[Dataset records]
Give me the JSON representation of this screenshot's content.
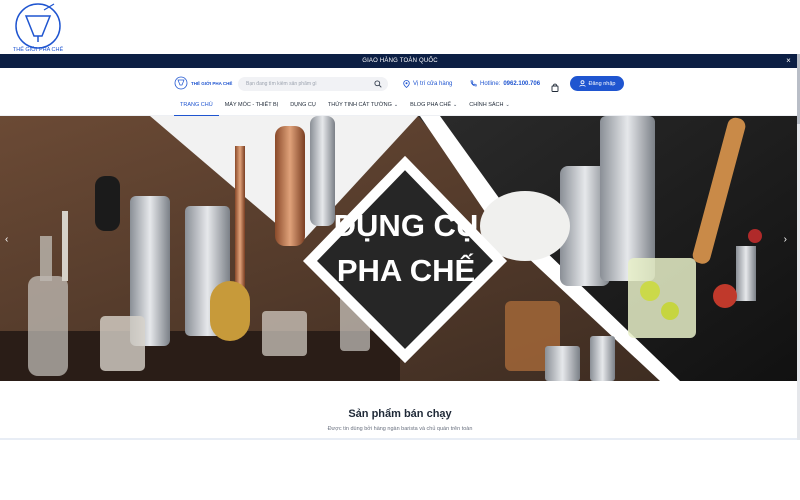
{
  "brand": {
    "outer_logo_text": "THẾ GIỚI PHA CHẾ",
    "inner_logo_text": "THẾ GIỚI PHA CHẾ",
    "primary_color": "#1f55d0",
    "dark_color": "#0c1f44"
  },
  "announcement": {
    "text": "GIAO HÀNG TOÀN QUỐC",
    "close": "×"
  },
  "header": {
    "search_placeholder": "Bạn đang tìm kiếm sản phẩm gì",
    "store_label": "Vị trí cửa hàng",
    "hotline_label": "Hotline:",
    "hotline_number": "0962.100.706",
    "login_label": "Đăng nhập"
  },
  "nav": {
    "items": [
      {
        "label": "TRANG CHỦ",
        "active": true
      },
      {
        "label": "MÁY MÓC - THIẾT BỊ"
      },
      {
        "label": "DỤNG CỤ"
      },
      {
        "label": "THỦY TINH CÁT TƯỜNG",
        "chevron": "⌄"
      },
      {
        "label": "BLOG PHA CHẾ",
        "chevron": "⌄"
      },
      {
        "label": "CHÍNH SÁCH",
        "chevron": "⌄"
      }
    ]
  },
  "hero": {
    "line1": "DỤNG CỤ",
    "line2": "PHA CHẾ",
    "prev": "‹",
    "next": "›"
  },
  "bestsellers": {
    "title": "Sản phẩm bán chạy",
    "subtitle": "Được tin dùng bởi hàng ngàn barista và chủ quán trên toàn"
  },
  "icons": [
    "logo-icon",
    "close-icon",
    "search-icon",
    "location-pin-icon",
    "phone-icon",
    "bag-icon",
    "user-icon",
    "chevron-down-icon",
    "chevron-left-icon",
    "chevron-right-icon"
  ]
}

● Task instructions
Reproduce the listing above exactly, excluding all pictures.

● Output below
Give me the JSON representation of this screenshot's content.
{
  "brand": {
    "outer_logo_text": "THẾ GIỚI PHA CHẾ",
    "inner_logo_text": "THẾ GIỚI PHA CHẾ",
    "primary_color": "#1f55d0",
    "dark_color": "#0c1f44"
  },
  "announcement": {
    "text": "GIAO HÀNG TOÀN QUỐC",
    "close": "×"
  },
  "header": {
    "search_placeholder": "Bạn đang tìm kiếm sản phẩm gì",
    "store_label": "Vị trí cửa hàng",
    "hotline_label": "Hotline:",
    "hotline_number": "0962.100.706",
    "login_label": "Đăng nhập"
  },
  "nav": {
    "items": [
      {
        "label": "TRANG CHỦ",
        "active": true
      },
      {
        "label": "MÁY MÓC - THIẾT BỊ"
      },
      {
        "label": "DỤNG CỤ"
      },
      {
        "label": "THỦY TINH CÁT TƯỜNG",
        "chevron": "⌄"
      },
      {
        "label": "BLOG PHA CHẾ",
        "chevron": "⌄"
      },
      {
        "label": "CHÍNH SÁCH",
        "chevron": "⌄"
      }
    ]
  },
  "hero": {
    "line1": "DỤNG CỤ",
    "line2": "PHA CHẾ",
    "prev": "‹",
    "next": "›"
  },
  "bestsellers": {
    "title": "Sản phẩm bán chạy",
    "subtitle": "Được tin dùng bởi hàng ngàn barista và chủ quán trên toàn"
  },
  "icons": [
    "logo-icon",
    "close-icon",
    "search-icon",
    "location-pin-icon",
    "phone-icon",
    "bag-icon",
    "user-icon",
    "chevron-down-icon",
    "chevron-left-icon",
    "chevron-right-icon"
  ]
}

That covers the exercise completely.